*Exercise instructions*. Copy out each line of the entries where the word "Resume" is present.

*Records*.
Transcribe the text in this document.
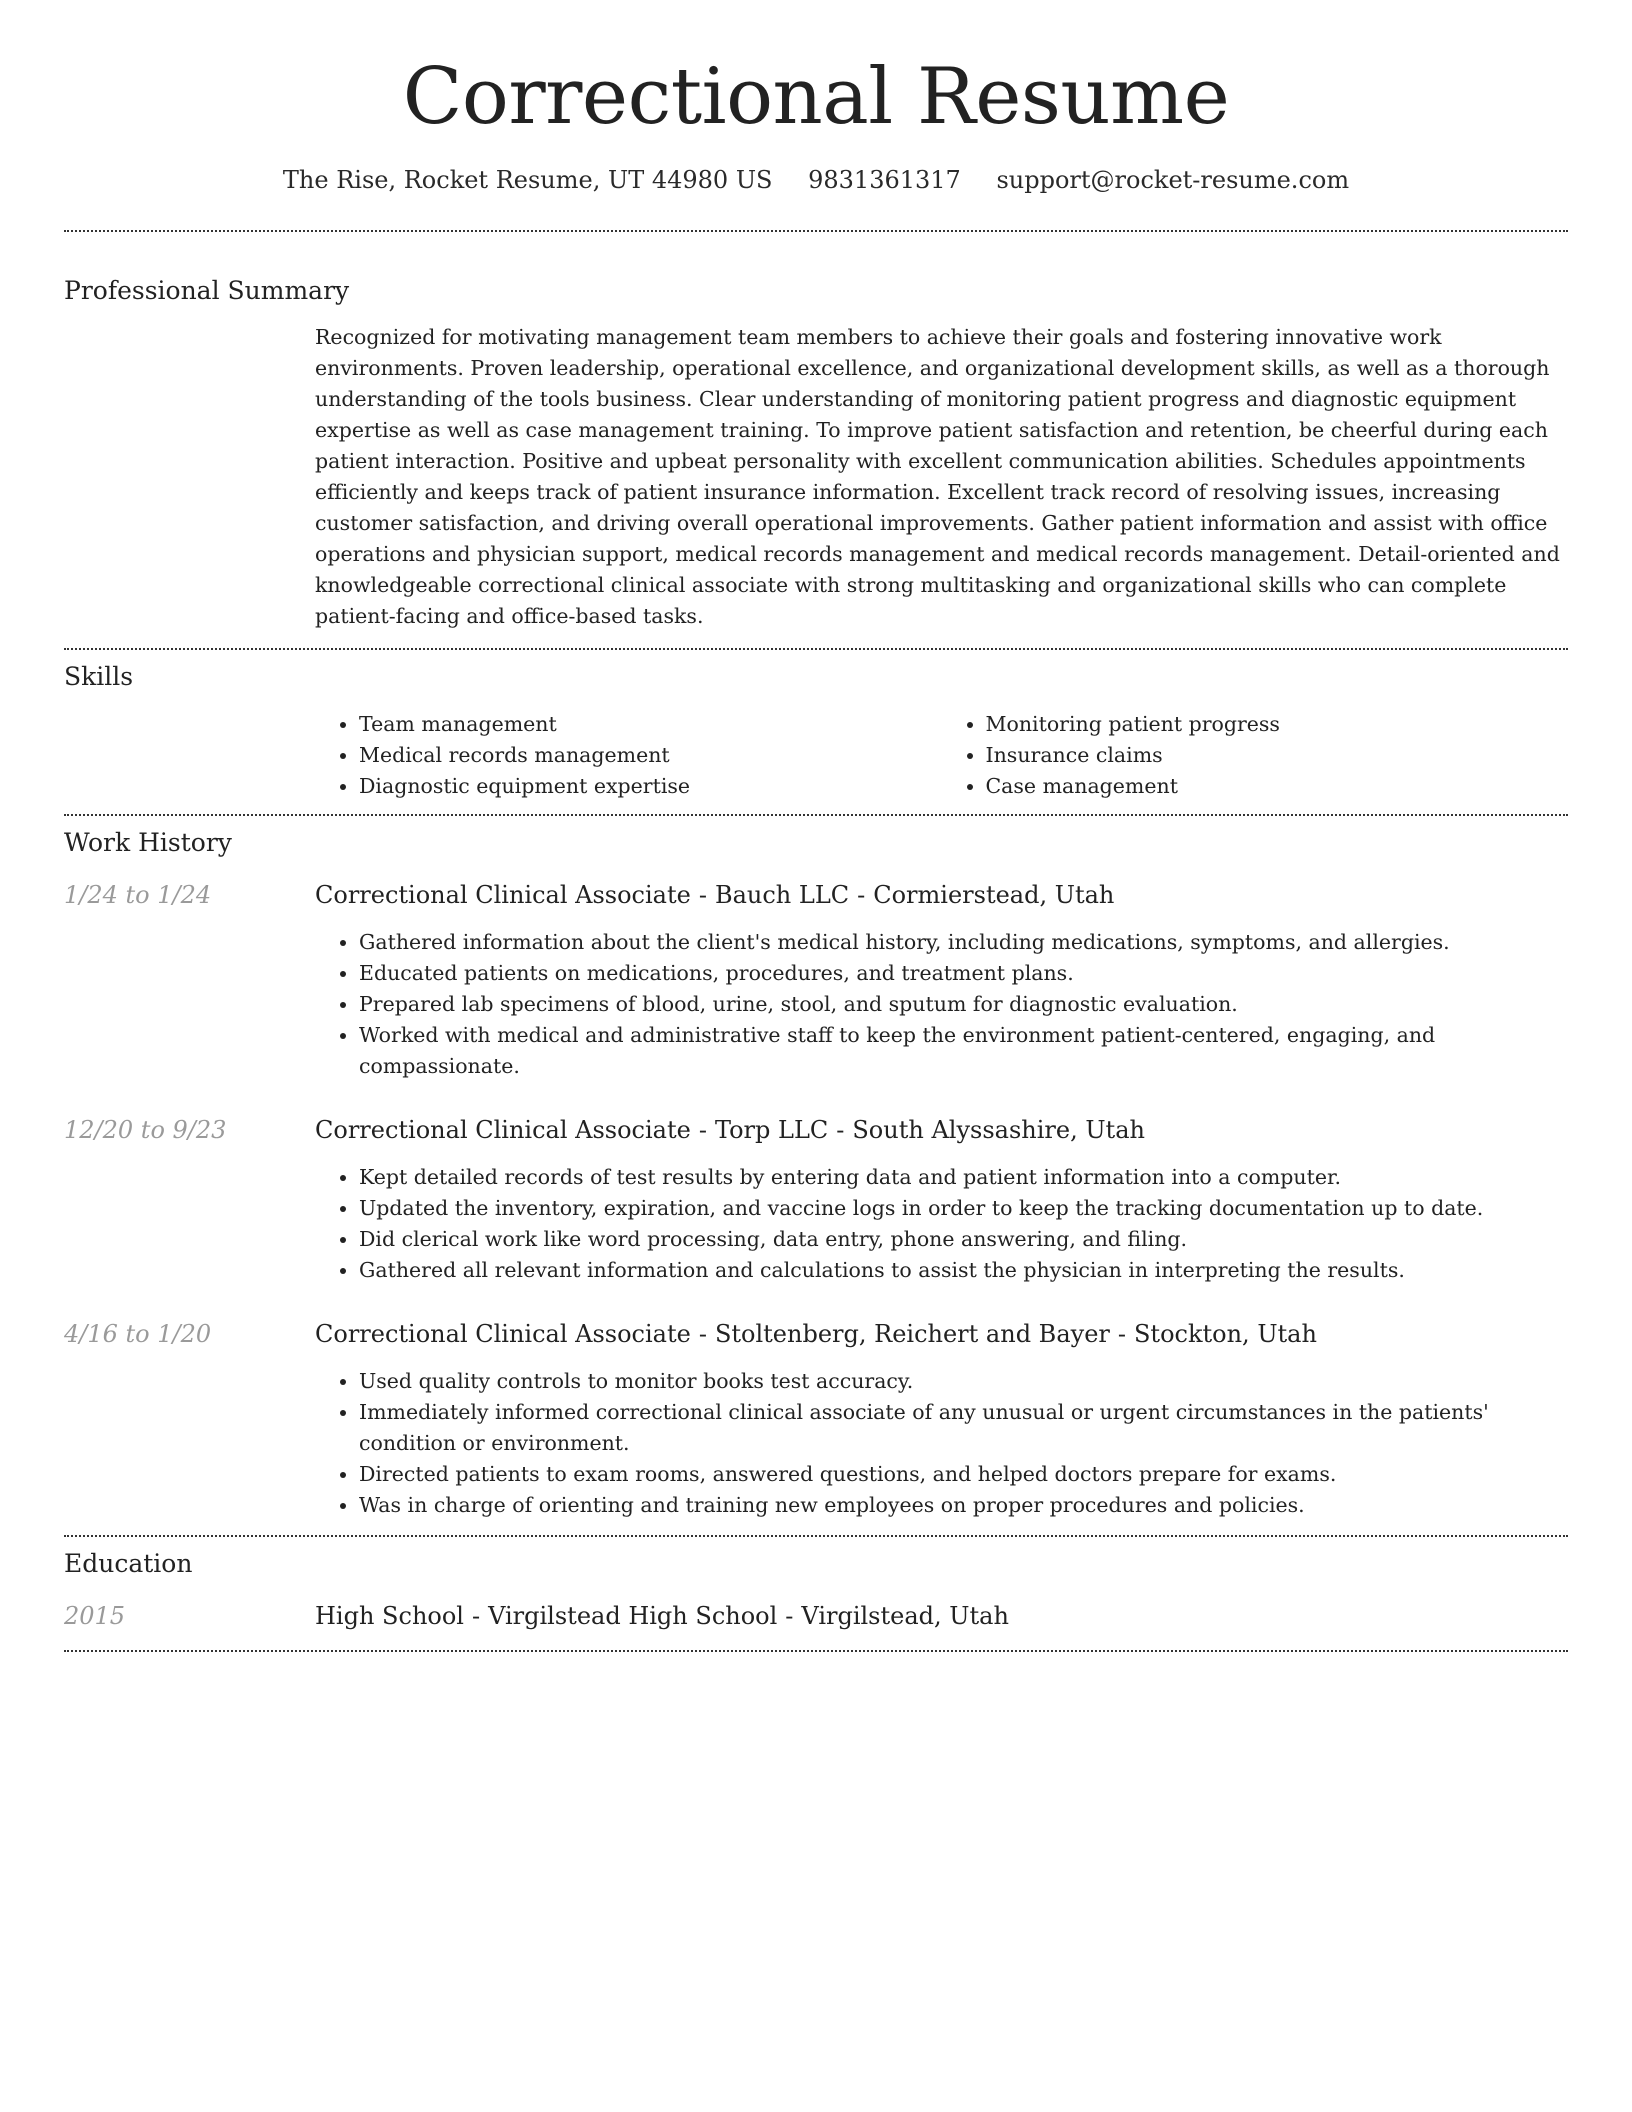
Correctional Resume
The Rise, Rocket Resume, UT 44980 US 9831361317 support@rocket-resume.com
Professional Summary

Recognized for motivating management team members to achieve their goals and fostering innovative work environments. Proven leadership, operational excellence, and organizational development skills, as well as a thorough understanding of the tools business. Clear understanding of monitoring patient progress and diagnostic equipment expertise as well as case management training. To improve patient satisfaction and retention, be cheerful during each patient interaction. Positive and upbeat personality with excellent communication abilities. Schedules appointments efficiently and keeps track of patient insurance information. Excellent track record of resolving issues, increasing customer satisfaction, and driving overall operational improvements. Gather patient information and assist with office operations and physician support, medical records management and medical records management. Detail-oriented and knowledgeable correctional clinical associate with strong multitasking and organizational skills who can complete patient-facing and office-based tasks.

Skills
• Team management
• Medical records management
• Diagnostic equipment expertise
• Monitoring patient progress
• Insurance claims
• Case management
Work History
1/24 to 1/24	Correctional Clinical Associate - Bauch LLC - Cormierstead, Utah
• Gathered information about the client's medical history, including medications, symptoms, and allergies.
• Educated patients on medications, procedures, and treatment plans.
• Prepared lab specimens of blood, urine, stool, and sputum for diagnostic evaluation.
• Worked with medical and administrative staff to keep the environment patient-centered, engaging, and compassionate.
12/20 to 9/23	Correctional Clinical Associate - Torp LLC - South Alyssashire, Utah
• Kept detailed records of test results by entering data and patient information into a computer.
• Updated the inventory, expiration, and vaccine logs in order to keep the tracking documentation up to date.
• Did clerical work like word processing, data entry, phone answering, and filing.
• Gathered all relevant information and calculations to assist the physician in interpreting the results.
4/16 to 1/20	Correctional Clinical Associate - Stoltenberg, Reichert and Bayer - Stockton, Utah
• Used quality controls to monitor books test accuracy.
• Immediately informed correctional clinical associate of any unusual or urgent circumstances in the patients' condition or environment.
• Directed patients to exam rooms, answered questions, and helped doctors prepare for exams.
• Was in charge of orienting and training new employees on proper procedures and policies.
Education
2015	High School - Virgilstead High School - Virgilstead, Utah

*Task output*.
Correctional Resume
The Rise, Rocket Resume, UT 44980 US 9831361317 support@rocket-resume.com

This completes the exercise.